TASK DESCRIPTION — Reproduce the full listing that appears beneath this instruction exactly.

(Dataset rows)

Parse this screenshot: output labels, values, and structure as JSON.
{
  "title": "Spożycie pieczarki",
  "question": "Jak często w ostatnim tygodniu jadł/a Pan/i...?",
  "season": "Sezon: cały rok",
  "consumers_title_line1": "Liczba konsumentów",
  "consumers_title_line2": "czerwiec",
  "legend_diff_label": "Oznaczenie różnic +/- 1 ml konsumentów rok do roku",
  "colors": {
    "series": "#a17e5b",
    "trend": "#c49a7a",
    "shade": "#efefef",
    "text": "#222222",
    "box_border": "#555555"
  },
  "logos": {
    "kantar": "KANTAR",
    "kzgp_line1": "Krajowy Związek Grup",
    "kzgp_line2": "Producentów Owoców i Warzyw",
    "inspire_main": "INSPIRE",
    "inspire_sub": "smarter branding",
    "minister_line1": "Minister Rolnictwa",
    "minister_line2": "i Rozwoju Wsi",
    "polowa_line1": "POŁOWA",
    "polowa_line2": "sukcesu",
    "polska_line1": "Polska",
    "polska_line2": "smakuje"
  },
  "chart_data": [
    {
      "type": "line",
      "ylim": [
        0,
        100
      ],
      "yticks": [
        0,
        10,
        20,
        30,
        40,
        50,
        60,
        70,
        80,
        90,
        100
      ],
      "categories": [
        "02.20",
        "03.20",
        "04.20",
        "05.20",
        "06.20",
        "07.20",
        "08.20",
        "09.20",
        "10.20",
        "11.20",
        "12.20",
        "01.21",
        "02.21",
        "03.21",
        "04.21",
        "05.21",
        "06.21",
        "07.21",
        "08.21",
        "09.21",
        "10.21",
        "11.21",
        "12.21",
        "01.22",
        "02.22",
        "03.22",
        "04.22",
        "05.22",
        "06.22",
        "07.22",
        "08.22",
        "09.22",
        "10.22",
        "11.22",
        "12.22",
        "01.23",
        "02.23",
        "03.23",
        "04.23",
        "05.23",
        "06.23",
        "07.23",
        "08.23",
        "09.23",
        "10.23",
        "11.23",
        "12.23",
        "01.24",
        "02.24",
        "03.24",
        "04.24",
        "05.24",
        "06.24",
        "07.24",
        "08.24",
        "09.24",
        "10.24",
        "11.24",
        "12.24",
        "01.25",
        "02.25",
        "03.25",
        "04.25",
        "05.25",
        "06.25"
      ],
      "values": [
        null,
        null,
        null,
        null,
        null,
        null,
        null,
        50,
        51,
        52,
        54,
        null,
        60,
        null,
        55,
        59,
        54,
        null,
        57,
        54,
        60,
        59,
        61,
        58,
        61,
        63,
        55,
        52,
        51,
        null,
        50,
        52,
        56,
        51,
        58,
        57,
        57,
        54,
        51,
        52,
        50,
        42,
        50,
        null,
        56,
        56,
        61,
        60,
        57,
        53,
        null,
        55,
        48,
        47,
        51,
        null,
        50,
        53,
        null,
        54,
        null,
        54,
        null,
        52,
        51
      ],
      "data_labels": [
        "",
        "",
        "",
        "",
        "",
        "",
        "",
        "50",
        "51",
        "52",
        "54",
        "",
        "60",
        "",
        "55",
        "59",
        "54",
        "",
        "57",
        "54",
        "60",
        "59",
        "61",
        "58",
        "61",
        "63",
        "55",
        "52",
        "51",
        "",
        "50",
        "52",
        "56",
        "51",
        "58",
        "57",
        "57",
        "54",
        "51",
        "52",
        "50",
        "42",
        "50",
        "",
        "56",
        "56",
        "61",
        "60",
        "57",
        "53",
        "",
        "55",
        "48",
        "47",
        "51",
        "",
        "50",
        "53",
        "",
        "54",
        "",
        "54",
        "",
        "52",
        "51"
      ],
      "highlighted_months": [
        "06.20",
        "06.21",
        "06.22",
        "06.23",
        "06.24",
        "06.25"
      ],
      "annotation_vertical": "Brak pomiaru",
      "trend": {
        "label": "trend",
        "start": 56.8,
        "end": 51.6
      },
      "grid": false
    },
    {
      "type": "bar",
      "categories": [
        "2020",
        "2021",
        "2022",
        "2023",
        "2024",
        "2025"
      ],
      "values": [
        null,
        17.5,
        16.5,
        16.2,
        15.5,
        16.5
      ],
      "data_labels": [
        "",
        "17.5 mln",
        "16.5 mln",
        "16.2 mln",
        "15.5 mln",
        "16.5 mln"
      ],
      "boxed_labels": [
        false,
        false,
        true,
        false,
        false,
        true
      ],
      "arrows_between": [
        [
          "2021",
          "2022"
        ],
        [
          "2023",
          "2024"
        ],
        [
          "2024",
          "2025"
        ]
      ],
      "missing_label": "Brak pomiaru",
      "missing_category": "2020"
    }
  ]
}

REPLY —
Parse this screenshot: output labels, values, and structure as JSON.
{
  "title": "Spożycie pieczarki",
  "question": "Jak często w ostatnim tygodniu jadł/a Pan/i...?",
  "season": "Sezon: cały rok",
  "consumers_title_line1": "Liczba konsumentów",
  "consumers_title_line2": "czerwiec",
  "legend_diff_label": "Oznaczenie różnic +/- 1 ml konsumentów rok do roku",
  "colors": {
    "series": "#a17e5b",
    "trend": "#c49a7a",
    "shade": "#efefef",
    "text": "#222222",
    "box_border": "#555555"
  },
  "logos": {
    "kantar": "KANTAR",
    "kzgp_line1": "Krajowy Związek Grup",
    "kzgp_line2": "Producentów Owoców i Warzyw",
    "inspire_main": "INSPIRE",
    "inspire_sub": "smarter branding",
    "minister_line1": "Minister Rolnictwa",
    "minister_line2": "i Rozwoju Wsi",
    "polowa_line1": "POŁOWA",
    "polowa_line2": "sukcesu",
    "polska_line1": "Polska",
    "polska_line2": "smakuje"
  },
  "chart_data": [
    {
      "type": "line",
      "ylim": [
        0,
        100
      ],
      "yticks": [
        0,
        10,
        20,
        30,
        40,
        50,
        60,
        70,
        80,
        90,
        100
      ],
      "categories": [
        "02.20",
        "03.20",
        "04.20",
        "05.20",
        "06.20",
        "07.20",
        "08.20",
        "09.20",
        "10.20",
        "11.20",
        "12.20",
        "01.21",
        "02.21",
        "03.21",
        "04.21",
        "05.21",
        "06.21",
        "07.21",
        "08.21",
        "09.21",
        "10.21",
        "11.21",
        "12.21",
        "01.22",
        "02.22",
        "03.22",
        "04.22",
        "05.22",
        "06.22",
        "07.22",
        "08.22",
        "09.22",
        "10.22",
        "11.22",
        "12.22",
        "01.23",
        "02.23",
        "03.23",
        "04.23",
        "05.23",
        "06.23",
        "07.23",
        "08.23",
        "09.23",
        "10.23",
        "11.23",
        "12.23",
        "01.24",
        "02.24",
        "03.24",
        "04.24",
        "05.24",
        "06.24",
        "07.24",
        "08.24",
        "09.24",
        "10.24",
        "11.24",
        "12.24",
        "01.25",
        "02.25",
        "03.25",
        "04.25",
        "05.25",
        "06.25"
      ],
      "values": [
        null,
        null,
        null,
        null,
        null,
        null,
        null,
        50,
        51,
        52,
        54,
        null,
        60,
        null,
        55,
        59,
        54,
        null,
        57,
        54,
        60,
        59,
        61,
        58,
        61,
        63,
        55,
        52,
        51,
        null,
        50,
        52,
        56,
        51,
        58,
        57,
        57,
        54,
        51,
        52,
        50,
        42,
        50,
        null,
        56,
        56,
        61,
        60,
        57,
        53,
        null,
        55,
        48,
        47,
        51,
        null,
        50,
        53,
        null,
        54,
        null,
        54,
        null,
        52,
        51
      ],
      "data_labels": [
        "",
        "",
        "",
        "",
        "",
        "",
        "",
        "50",
        "51",
        "52",
        "54",
        "",
        "60",
        "",
        "55",
        "59",
        "54",
        "",
        "57",
        "54",
        "60",
        "59",
        "61",
        "58",
        "61",
        "63",
        "55",
        "52",
        "51",
        "",
        "50",
        "52",
        "56",
        "51",
        "58",
        "57",
        "57",
        "54",
        "51",
        "52",
        "50",
        "42",
        "50",
        "",
        "56",
        "56",
        "61",
        "60",
        "57",
        "53",
        "",
        "55",
        "48",
        "47",
        "51",
        "",
        "50",
        "53",
        "",
        "54",
        "",
        "54",
        "",
        "52",
        "51"
      ],
      "highlighted_months": [
        "06.20",
        "06.21",
        "06.22",
        "06.23",
        "06.24",
        "06.25"
      ],
      "annotation_vertical": "Brak pomiaru",
      "trend": {
        "label": "trend",
        "start": 56.8,
        "end": 51.6
      },
      "grid": false
    },
    {
      "type": "bar",
      "categories": [
        "2020",
        "2021",
        "2022",
        "2023",
        "2024",
        "2025"
      ],
      "values": [
        null,
        17.5,
        16.5,
        16.2,
        15.5,
        16.5
      ],
      "data_labels": [
        "",
        "17.5 mln",
        "16.5 mln",
        "16.2 mln",
        "15.5 mln",
        "16.5 mln"
      ],
      "boxed_labels": [
        false,
        false,
        true,
        false,
        false,
        true
      ],
      "arrows_between": [
        [
          "2021",
          "2022"
        ],
        [
          "2023",
          "2024"
        ],
        [
          "2024",
          "2025"
        ]
      ],
      "missing_label": "Brak pomiaru",
      "missing_category": "2020"
    }
  ]
}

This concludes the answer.